» **Instructions for the task**:
Your task is to copy each line that has the word "Notice".

» **Supplied records**:
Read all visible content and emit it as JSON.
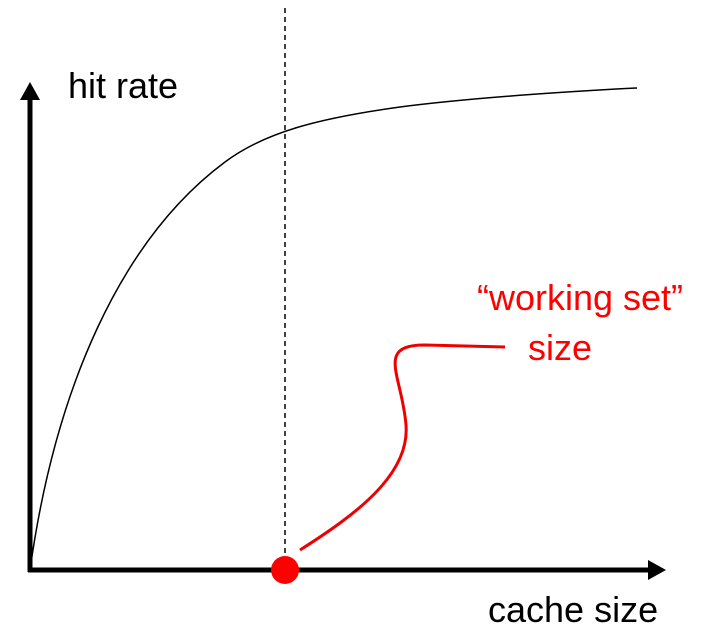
{
  "axes": {
    "y_label": "hit rate",
    "x_label": "cache size"
  },
  "annotation": {
    "lines": [
      "“working set”",
      "size"
    ]
  }
}
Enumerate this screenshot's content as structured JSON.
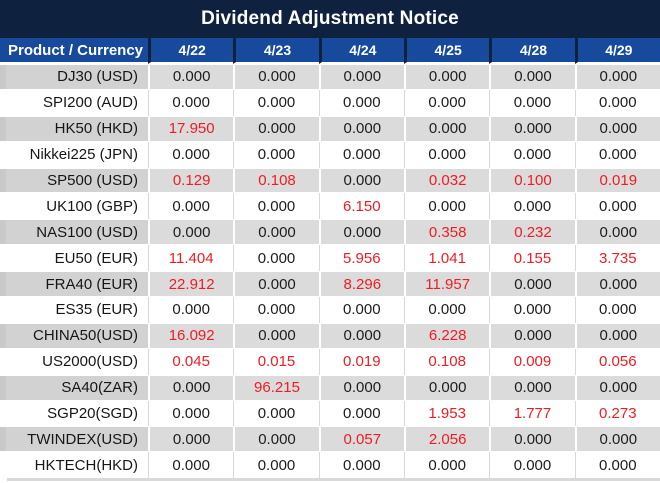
{
  "title": "Dividend Adjustment Notice",
  "colors": {
    "title_bg": "#0e2240",
    "header_bg": "#174a9d",
    "row_alt_bg": "#dbdbdb",
    "red": "#ee1c25",
    "text": "#1d1d1d"
  },
  "chart_data": {
    "type": "table",
    "title": "Dividend Adjustment Notice",
    "product_header": "Product / Currency",
    "date_headers": [
      "4/22",
      "4/23",
      "4/24",
      "4/25",
      "4/28",
      "4/29"
    ],
    "rows": [
      {
        "product": "DJ30 (USD)",
        "values": [
          "0.000",
          "0.000",
          "0.000",
          "0.000",
          "0.000",
          "0.000"
        ],
        "red": [
          false,
          false,
          false,
          false,
          false,
          false
        ]
      },
      {
        "product": "SPI200 (AUD)",
        "values": [
          "0.000",
          "0.000",
          "0.000",
          "0.000",
          "0.000",
          "0.000"
        ],
        "red": [
          false,
          false,
          false,
          false,
          false,
          false
        ]
      },
      {
        "product": "HK50 (HKD)",
        "values": [
          "17.950",
          "0.000",
          "0.000",
          "0.000",
          "0.000",
          "0.000"
        ],
        "red": [
          true,
          false,
          false,
          false,
          false,
          false
        ]
      },
      {
        "product": "Nikkei225 (JPN)",
        "values": [
          "0.000",
          "0.000",
          "0.000",
          "0.000",
          "0.000",
          "0.000"
        ],
        "red": [
          false,
          false,
          false,
          false,
          false,
          false
        ]
      },
      {
        "product": "SP500 (USD)",
        "values": [
          "0.129",
          "0.108",
          "0.000",
          "0.032",
          "0.100",
          "0.019"
        ],
        "red": [
          true,
          true,
          false,
          true,
          true,
          true
        ]
      },
      {
        "product": "UK100 (GBP)",
        "values": [
          "0.000",
          "0.000",
          "6.150",
          "0.000",
          "0.000",
          "0.000"
        ],
        "red": [
          false,
          false,
          true,
          false,
          false,
          false
        ]
      },
      {
        "product": "NAS100 (USD)",
        "values": [
          "0.000",
          "0.000",
          "0.000",
          "0.358",
          "0.232",
          "0.000"
        ],
        "red": [
          false,
          false,
          false,
          true,
          true,
          false
        ]
      },
      {
        "product": "EU50 (EUR)",
        "values": [
          "11.404",
          "0.000",
          "5.956",
          "1.041",
          "0.155",
          "3.735"
        ],
        "red": [
          true,
          false,
          true,
          true,
          true,
          true
        ]
      },
      {
        "product": "FRA40 (EUR)",
        "values": [
          "22.912",
          "0.000",
          "8.296",
          "11.957",
          "0.000",
          "0.000"
        ],
        "red": [
          true,
          false,
          true,
          true,
          false,
          false
        ]
      },
      {
        "product": "ES35 (EUR)",
        "values": [
          "0.000",
          "0.000",
          "0.000",
          "0.000",
          "0.000",
          "0.000"
        ],
        "red": [
          false,
          false,
          false,
          false,
          false,
          false
        ]
      },
      {
        "product": "CHINA50(USD)",
        "values": [
          "16.092",
          "0.000",
          "0.000",
          "6.228",
          "0.000",
          "0.000"
        ],
        "red": [
          true,
          false,
          false,
          true,
          false,
          false
        ]
      },
      {
        "product": "US2000(USD)",
        "values": [
          "0.045",
          "0.015",
          "0.019",
          "0.108",
          "0.009",
          "0.056"
        ],
        "red": [
          true,
          true,
          true,
          true,
          true,
          true
        ]
      },
      {
        "product": "SA40(ZAR)",
        "values": [
          "0.000",
          "96.215",
          "0.000",
          "0.000",
          "0.000",
          "0.000"
        ],
        "red": [
          false,
          true,
          false,
          false,
          false,
          false
        ]
      },
      {
        "product": "SGP20(SGD)",
        "values": [
          "0.000",
          "0.000",
          "0.000",
          "1.953",
          "1.777",
          "0.273"
        ],
        "red": [
          false,
          false,
          false,
          true,
          true,
          true
        ]
      },
      {
        "product": "TWINDEX(USD)",
        "values": [
          "0.000",
          "0.000",
          "0.057",
          "2.056",
          "0.000",
          "0.000"
        ],
        "red": [
          false,
          false,
          true,
          true,
          false,
          false
        ]
      },
      {
        "product": "HKTECH(HKD)",
        "values": [
          "0.000",
          "0.000",
          "0.000",
          "0.000",
          "0.000",
          "0.000"
        ],
        "red": [
          false,
          false,
          false,
          false,
          false,
          false
        ]
      }
    ]
  }
}
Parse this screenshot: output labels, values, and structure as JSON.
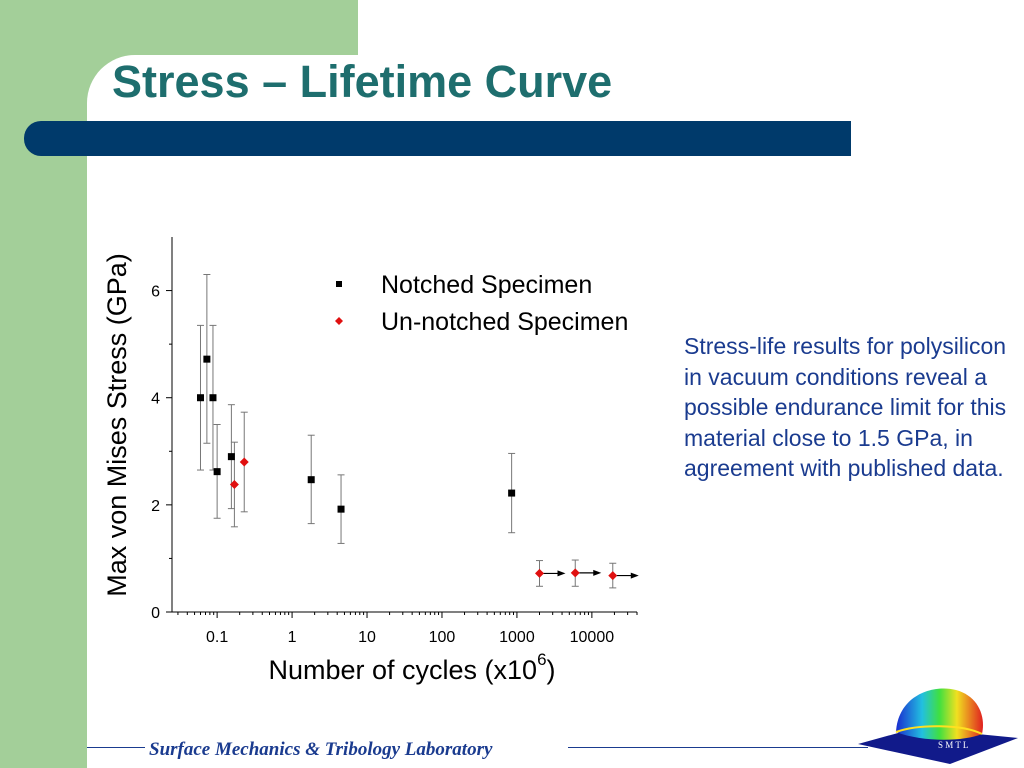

» **Response for this exercise**:
  "title": "Dividend Adjustment Notice",
    "title": "Dividend Adjustment Notice",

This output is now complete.